■ What you need to do
Gather from the material every line that contains the string "Spurwechselsicherheit".

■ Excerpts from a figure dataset
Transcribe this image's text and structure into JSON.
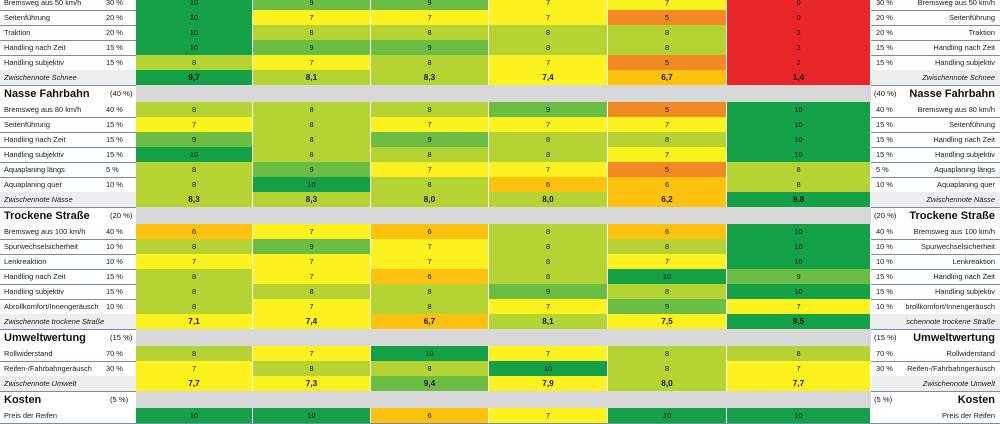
{
  "rows_top": [
    {
      "label": "Bremsweg aus 50 km/h",
      "pct": "30 %",
      "vals": [
        "10",
        "9",
        "9",
        "7",
        "7",
        "0"
      ],
      "rpct": "30 %",
      "rlabel": "Bremsweg aus 50 km/h"
    },
    {
      "label": "Seitenführung",
      "pct": "20 %",
      "vals": [
        "10",
        "7",
        "7",
        "7",
        "5",
        "0"
      ],
      "rpct": "20 %",
      "rlabel": "Seitenführung"
    },
    {
      "label": "Traktion",
      "pct": "20 %",
      "vals": [
        "10",
        "8",
        "8",
        "8",
        "8",
        "3"
      ],
      "rpct": "20 %",
      "rlabel": "Traktion"
    },
    {
      "label": "Handling nach Zeit",
      "pct": "15 %",
      "vals": [
        "10",
        "9",
        "9",
        "8",
        "8",
        "3"
      ],
      "rpct": "15 %",
      "rlabel": "Handling nach Zeit"
    },
    {
      "label": "Handling subjektiv",
      "pct": "15 %",
      "vals": [
        "8",
        "7",
        "8",
        "7",
        "5",
        "2"
      ],
      "rpct": "15 %",
      "rlabel": "Handling subjektiv"
    }
  ],
  "sum_schnee": {
    "label": "Zwischennote Schnee",
    "vals": [
      "9,7",
      "8,1",
      "8,3",
      "7,4",
      "6,7",
      "1,4"
    ],
    "rlabel": "Zwischennote Schnee"
  },
  "hdr_nass": {
    "title": "Nasse Fahrbahn",
    "pct": "(40 %)",
    "rpct": "(40 %)",
    "rtitle": "Nasse Fahrbahn"
  },
  "rows_nass": [
    {
      "label": "Bremsweg aus 80 km/h",
      "pct": "40 %",
      "vals": [
        "8",
        "8",
        "8",
        "9",
        "5",
        "10"
      ],
      "rpct": "40 %",
      "rlabel": "Bremsweg aus 80 km/h"
    },
    {
      "label": "Seitenführung",
      "pct": "15 %",
      "vals": [
        "7",
        "8",
        "7",
        "7",
        "7",
        "10"
      ],
      "rpct": "15 %",
      "rlabel": "Seitenführung"
    },
    {
      "label": "Handling nach Zeit",
      "pct": "15 %",
      "vals": [
        "9",
        "8",
        "9",
        "8",
        "8",
        "10"
      ],
      "rpct": "15 %",
      "rlabel": "Handling nach Zeit"
    },
    {
      "label": "Handling subjektiv",
      "pct": "15 %",
      "vals": [
        "10",
        "8",
        "8",
        "8",
        "7",
        "10"
      ],
      "rpct": "15 %",
      "rlabel": "Handling subjektiv"
    },
    {
      "label": "Aquaplaning längs",
      "pct": "5 %",
      "vals": [
        "8",
        "9",
        "7",
        "7",
        "5",
        "8"
      ],
      "rpct": "5 %",
      "rlabel": "Aquaplaning längs"
    },
    {
      "label": "Aquaplaning quer",
      "pct": "10 %",
      "vals": [
        "8",
        "10",
        "8",
        "6",
        "6",
        "8"
      ],
      "rpct": "10 %",
      "rlabel": "Aquaplaning quer"
    }
  ],
  "sum_nass": {
    "label": "Zwischennote Nässe",
    "vals": [
      "8,3",
      "8,3",
      "8,0",
      "8,0",
      "6,2",
      "9,8"
    ],
    "rlabel": "Zwischennote Nässe"
  },
  "hdr_trocken": {
    "title": "Trockene Straße",
    "pct": "(20 %)",
    "rpct": "(20 %)",
    "rtitle": "Trockene Straße"
  },
  "rows_trocken": [
    {
      "label": "Bremsweg aus 100 km/h",
      "pct": "40 %",
      "vals": [
        "6",
        "7",
        "6",
        "8",
        "6",
        "10"
      ],
      "rpct": "40 %",
      "rlabel": "Bremsweg aus 100 km/h"
    },
    {
      "label": "Spurwechselsicherheit",
      "pct": "10 %",
      "vals": [
        "8",
        "9",
        "7",
        "8",
        "8",
        "10"
      ],
      "rpct": "10 %",
      "rlabel": "Spurwechselsicherheit"
    },
    {
      "label": "Lenkreaktion",
      "pct": "10 %",
      "vals": [
        "7",
        "7",
        "7",
        "8",
        "7",
        "10"
      ],
      "rpct": "10 %",
      "rlabel": "Lenkreaktion"
    },
    {
      "label": "Handling nach Zeit",
      "pct": "15 %",
      "vals": [
        "8",
        "7",
        "6",
        "8",
        "10",
        "9"
      ],
      "rpct": "15 %",
      "rlabel": "Handling nach Zeit"
    },
    {
      "label": "Handling subjektiv",
      "pct": "15 %",
      "vals": [
        "8",
        "8",
        "8",
        "9",
        "8",
        "10"
      ],
      "rpct": "15 %",
      "rlabel": "Handling subjektiv"
    },
    {
      "label": "Abrollkomfort/Innengeräusch",
      "pct": "10 %",
      "vals": [
        "8",
        "7",
        "8",
        "7",
        "9",
        "7"
      ],
      "rpct": "10 %",
      "rlabel": "Abrollkomfort/Innengeräusch"
    }
  ],
  "sum_trocken": {
    "label": "Zwischennote trockene Straße",
    "vals": [
      "7,1",
      "7,4",
      "6,7",
      "8,1",
      "7,5",
      "9,5"
    ],
    "rlabel": "Zwischennote trockene Straße"
  },
  "hdr_umwelt": {
    "title": "Umweltwertung",
    "pct": "(15 %)",
    "rpct": "(15 %)",
    "rtitle": "Umweltwertung"
  },
  "rows_umwelt": [
    {
      "label": "Rollwiderstand",
      "pct": "70 %",
      "vals": [
        "8",
        "7",
        "10",
        "7",
        "8",
        "8"
      ],
      "rpct": "70 %",
      "rlabel": "Rollwiderstand"
    },
    {
      "label": "Reifen-/Fahrbahngeräusch",
      "pct": "30 %",
      "vals": [
        "7",
        "8",
        "8",
        "10",
        "8",
        "7"
      ],
      "rpct": "30 %",
      "rlabel": "Reifen-/Fahrbahngeräusch"
    }
  ],
  "sum_umwelt": {
    "label": "Zwischennote Umwelt",
    "vals": [
      "7,7",
      "7,3",
      "9,4",
      "7,9",
      "8,0",
      "7,7"
    ],
    "rlabel": "Zwischennote Umwelt"
  },
  "hdr_kosten": {
    "title": "Kosten",
    "pct": "(5 %)",
    "rpct": "(5 %)",
    "rtitle": "Kosten"
  },
  "rows_kosten": [
    {
      "label": "Preis der Reifen",
      "pct": "",
      "vals": [
        "10",
        "10",
        "6",
        "7",
        "10",
        "10"
      ],
      "rpct": "",
      "rlabel": "Preis der Reifen"
    }
  ],
  "colors": {
    "score_10": "#14a047",
    "score_9": "#6cbd43",
    "score_8": "#b5d434",
    "score_7": "#fbf21f",
    "score_6": "#fcc20f",
    "score_5": "#f28a23",
    "score_low": "#e8262a",
    "section_header_bg": "#d8d8d8",
    "grid_line": "#6f8fb0"
  }
}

■ In response
      "label": "Spurwechselsicherheit",
      "rlabel": "Spurwechselsicherheit"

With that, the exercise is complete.